[START OF RAW DATA]
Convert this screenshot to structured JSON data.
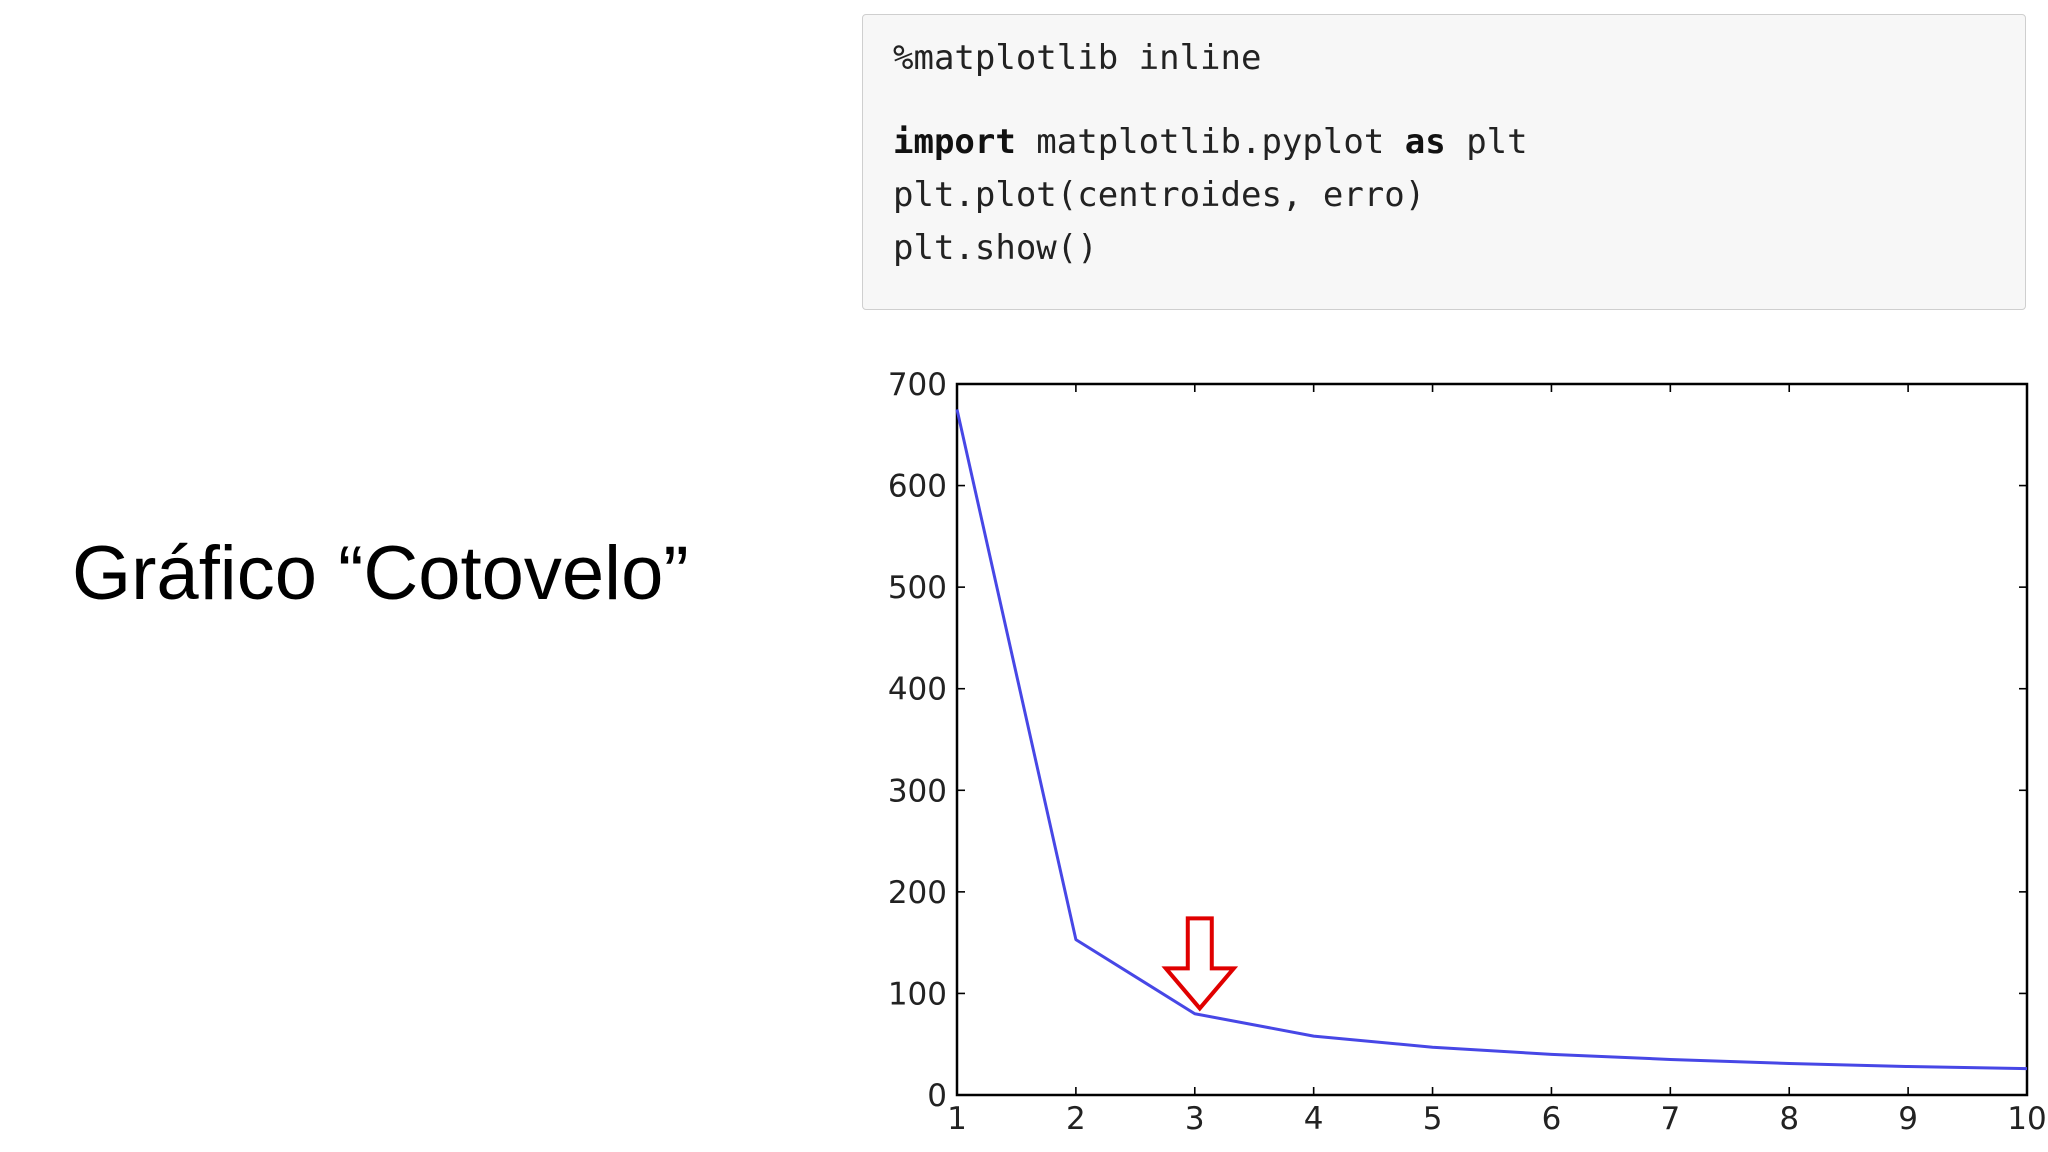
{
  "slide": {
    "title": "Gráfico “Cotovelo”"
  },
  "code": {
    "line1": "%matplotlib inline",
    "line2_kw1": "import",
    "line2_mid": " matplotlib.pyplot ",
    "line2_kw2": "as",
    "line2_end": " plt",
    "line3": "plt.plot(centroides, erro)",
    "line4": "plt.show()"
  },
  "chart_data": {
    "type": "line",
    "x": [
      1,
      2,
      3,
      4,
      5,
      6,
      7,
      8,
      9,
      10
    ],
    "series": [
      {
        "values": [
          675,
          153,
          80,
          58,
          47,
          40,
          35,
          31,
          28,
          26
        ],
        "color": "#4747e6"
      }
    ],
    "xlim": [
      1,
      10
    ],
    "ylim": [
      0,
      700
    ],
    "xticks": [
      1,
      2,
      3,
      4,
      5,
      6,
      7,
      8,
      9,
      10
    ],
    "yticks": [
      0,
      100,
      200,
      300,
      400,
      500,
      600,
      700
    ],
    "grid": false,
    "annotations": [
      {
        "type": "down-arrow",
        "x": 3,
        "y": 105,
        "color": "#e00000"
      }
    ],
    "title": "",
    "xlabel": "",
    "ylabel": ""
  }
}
[END OF RAW DATA]
In the records above, how many lines contain the string "matplotlib"? State that number only.

2